[Problem to solve]: Copy the listing below in full and skip every picture.

(Recorded data)
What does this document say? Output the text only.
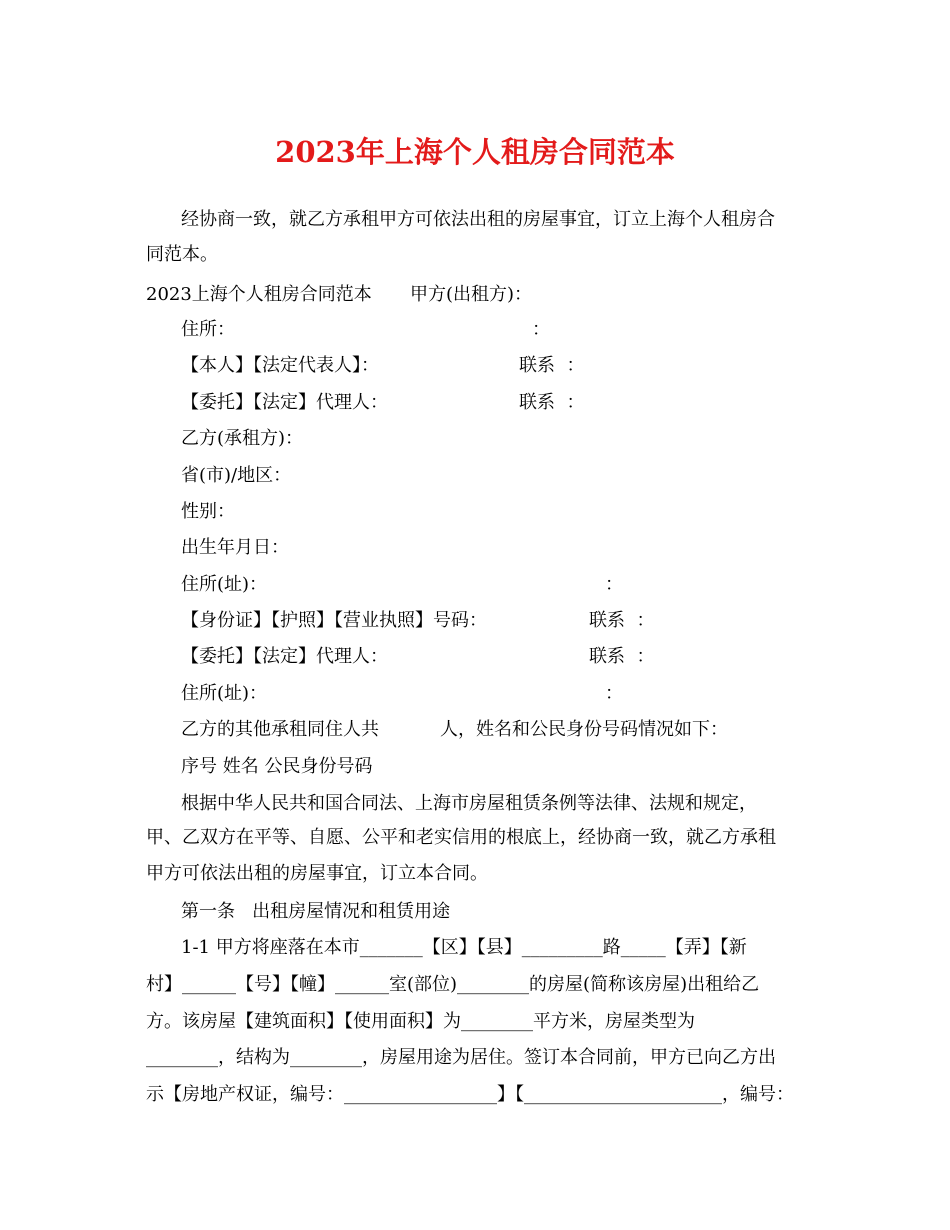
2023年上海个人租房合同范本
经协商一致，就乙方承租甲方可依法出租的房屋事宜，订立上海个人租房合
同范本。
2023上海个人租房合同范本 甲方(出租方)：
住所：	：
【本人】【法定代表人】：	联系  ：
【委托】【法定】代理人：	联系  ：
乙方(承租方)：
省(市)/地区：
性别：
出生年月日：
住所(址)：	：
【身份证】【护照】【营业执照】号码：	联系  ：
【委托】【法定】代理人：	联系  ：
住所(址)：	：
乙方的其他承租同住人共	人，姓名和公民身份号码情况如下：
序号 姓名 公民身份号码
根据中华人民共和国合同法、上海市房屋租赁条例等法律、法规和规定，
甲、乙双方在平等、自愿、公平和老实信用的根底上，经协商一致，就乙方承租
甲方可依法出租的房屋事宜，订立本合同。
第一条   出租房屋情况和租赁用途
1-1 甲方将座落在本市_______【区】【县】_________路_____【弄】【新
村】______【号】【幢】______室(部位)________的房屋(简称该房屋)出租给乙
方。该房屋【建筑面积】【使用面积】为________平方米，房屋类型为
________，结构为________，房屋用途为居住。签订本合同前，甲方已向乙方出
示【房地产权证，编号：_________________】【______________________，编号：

[Response]:
What does this document say? Output the text only.
2023年上海个人租房合同范本
经协商一致，就乙方承租甲方可依法出租的房屋事宜，订立上海个人租房合
同范本。
2023上海个人租房合同范本 甲方(出租方)：
住所：	：
【本人】【法定代表人】：	联系  ：
【委托】【法定】代理人：	联系  ：
乙方(承租方)：
省(市)/地区：
性别：
出生年月日：
住所(址)：	：
【身份证】【护照】【营业执照】号码：	联系  ：
【委托】【法定】代理人：	联系  ：
住所(址)：	：
乙方的其他承租同住人共	人，姓名和公民身份号码情况如下：
序号 姓名 公民身份号码
根据中华人民共和国合同法、上海市房屋租赁条例等法律、法规和规定，
甲、乙双方在平等、自愿、公平和老实信用的根底上，经协商一致，就乙方承租
甲方可依法出租的房屋事宜，订立本合同。
第一条   出租房屋情况和租赁用途
1-1 甲方将座落在本市_______【区】【县】_________路_____【弄】【新
村】______【号】【幢】______室(部位)________的房屋(简称该房屋)出租给乙
方。该房屋【建筑面积】【使用面积】为________平方米，房屋类型为
________，结构为________，房屋用途为居住。签订本合同前，甲方已向乙方出
示【房地产权证，编号：_________________】【______________________，编号：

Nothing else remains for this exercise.